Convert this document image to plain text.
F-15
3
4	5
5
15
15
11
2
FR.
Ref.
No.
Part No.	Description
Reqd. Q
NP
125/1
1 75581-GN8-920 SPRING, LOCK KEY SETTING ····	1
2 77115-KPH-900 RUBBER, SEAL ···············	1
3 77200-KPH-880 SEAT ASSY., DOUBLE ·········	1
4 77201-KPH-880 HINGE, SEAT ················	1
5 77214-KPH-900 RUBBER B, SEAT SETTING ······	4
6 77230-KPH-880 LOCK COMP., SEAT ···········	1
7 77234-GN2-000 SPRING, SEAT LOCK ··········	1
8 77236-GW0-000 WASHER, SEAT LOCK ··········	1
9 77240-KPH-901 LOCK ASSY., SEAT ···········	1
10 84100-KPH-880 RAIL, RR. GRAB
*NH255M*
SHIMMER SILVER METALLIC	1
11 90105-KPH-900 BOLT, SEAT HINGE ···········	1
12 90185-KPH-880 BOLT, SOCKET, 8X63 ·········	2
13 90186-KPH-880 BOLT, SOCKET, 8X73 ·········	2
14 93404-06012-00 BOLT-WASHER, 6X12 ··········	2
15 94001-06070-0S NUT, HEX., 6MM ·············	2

==

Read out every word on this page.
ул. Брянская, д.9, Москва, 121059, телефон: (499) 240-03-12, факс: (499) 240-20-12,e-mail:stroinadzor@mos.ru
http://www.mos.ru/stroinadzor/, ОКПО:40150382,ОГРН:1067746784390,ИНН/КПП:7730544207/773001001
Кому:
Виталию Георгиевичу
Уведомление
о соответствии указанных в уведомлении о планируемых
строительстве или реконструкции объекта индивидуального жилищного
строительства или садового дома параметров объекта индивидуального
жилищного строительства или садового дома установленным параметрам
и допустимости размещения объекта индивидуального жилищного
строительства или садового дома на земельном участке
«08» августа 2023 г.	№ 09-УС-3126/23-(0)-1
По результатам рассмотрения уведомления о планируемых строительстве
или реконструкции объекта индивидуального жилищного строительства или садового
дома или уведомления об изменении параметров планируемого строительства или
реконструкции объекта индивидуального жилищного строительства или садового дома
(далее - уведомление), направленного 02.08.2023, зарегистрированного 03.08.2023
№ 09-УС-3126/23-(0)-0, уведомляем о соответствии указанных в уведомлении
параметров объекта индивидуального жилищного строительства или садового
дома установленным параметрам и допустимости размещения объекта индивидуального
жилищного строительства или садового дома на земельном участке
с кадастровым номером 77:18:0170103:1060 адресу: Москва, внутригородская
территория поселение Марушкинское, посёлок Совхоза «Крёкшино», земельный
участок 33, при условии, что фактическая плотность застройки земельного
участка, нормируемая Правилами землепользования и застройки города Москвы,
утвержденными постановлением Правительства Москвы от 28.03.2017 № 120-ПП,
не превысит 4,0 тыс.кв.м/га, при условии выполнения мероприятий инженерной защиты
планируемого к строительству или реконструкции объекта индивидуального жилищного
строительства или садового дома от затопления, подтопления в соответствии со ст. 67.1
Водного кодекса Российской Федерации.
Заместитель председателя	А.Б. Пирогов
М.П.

--

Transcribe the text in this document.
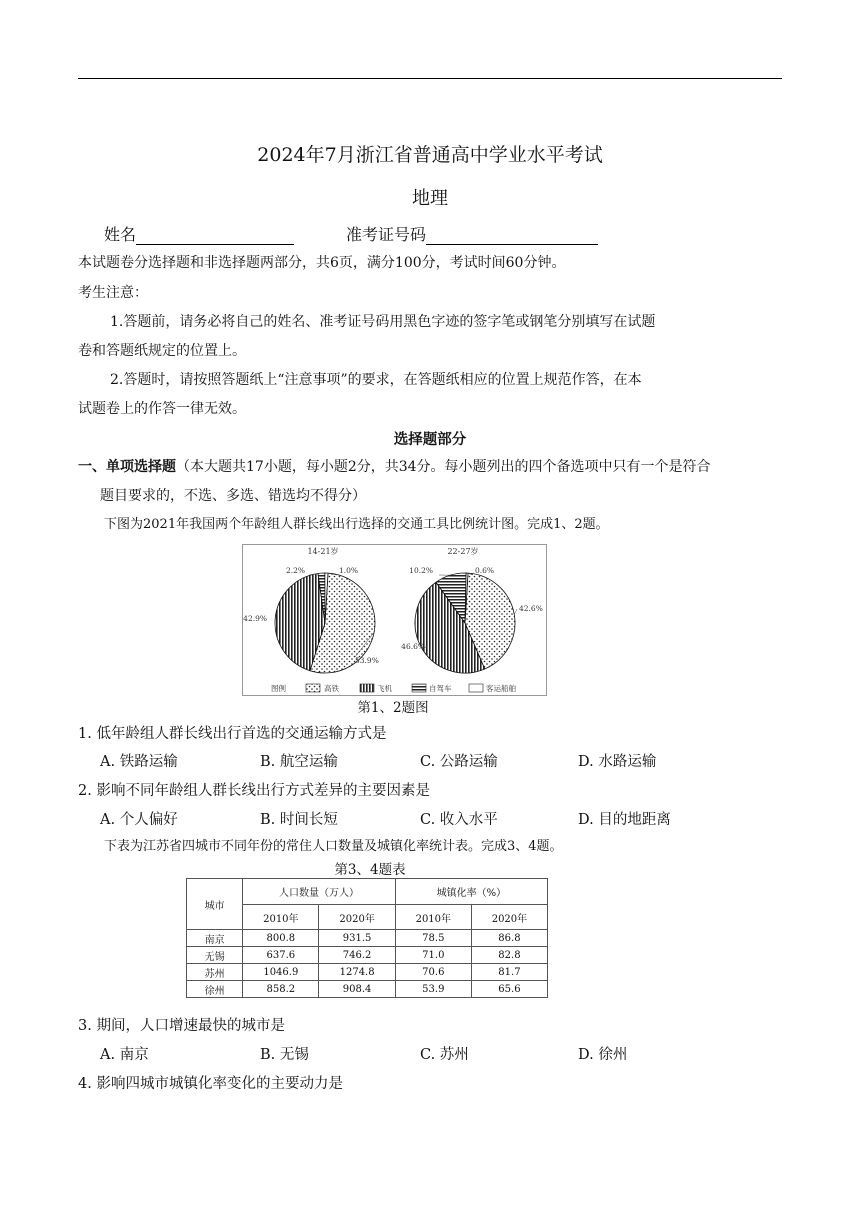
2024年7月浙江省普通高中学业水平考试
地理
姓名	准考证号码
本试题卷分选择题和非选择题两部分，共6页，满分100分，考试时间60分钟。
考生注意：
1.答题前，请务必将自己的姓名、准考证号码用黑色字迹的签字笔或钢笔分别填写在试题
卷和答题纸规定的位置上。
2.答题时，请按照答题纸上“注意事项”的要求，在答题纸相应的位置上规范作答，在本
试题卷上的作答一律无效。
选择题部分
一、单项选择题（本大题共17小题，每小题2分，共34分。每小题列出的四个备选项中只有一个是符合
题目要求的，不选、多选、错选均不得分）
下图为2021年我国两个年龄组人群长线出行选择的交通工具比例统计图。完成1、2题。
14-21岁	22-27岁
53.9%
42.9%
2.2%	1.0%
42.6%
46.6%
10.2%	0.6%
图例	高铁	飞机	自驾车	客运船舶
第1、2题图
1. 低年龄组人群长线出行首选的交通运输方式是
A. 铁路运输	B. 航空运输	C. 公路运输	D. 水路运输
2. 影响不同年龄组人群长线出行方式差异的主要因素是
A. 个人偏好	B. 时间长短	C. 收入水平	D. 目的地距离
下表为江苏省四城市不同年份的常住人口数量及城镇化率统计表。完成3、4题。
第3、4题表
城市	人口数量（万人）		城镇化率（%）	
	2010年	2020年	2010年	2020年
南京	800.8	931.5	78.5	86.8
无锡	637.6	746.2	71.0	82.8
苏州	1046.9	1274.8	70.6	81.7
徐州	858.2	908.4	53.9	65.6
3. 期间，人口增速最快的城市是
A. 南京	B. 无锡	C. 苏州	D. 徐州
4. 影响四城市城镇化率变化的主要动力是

What the task asks:
Working from the entries above, return all lines that contain "BOLT".

Solved problem:
11 90105-KPH-900 BOLT, SEAT HINGE ···········	1
12 90185-KPH-880 BOLT, SOCKET, 8X63 ·········	2
13 90186-KPH-880 BOLT, SOCKET, 8X73 ·········	2
14 93404-06012-00 BOLT-WASHER, 6X12 ··········	2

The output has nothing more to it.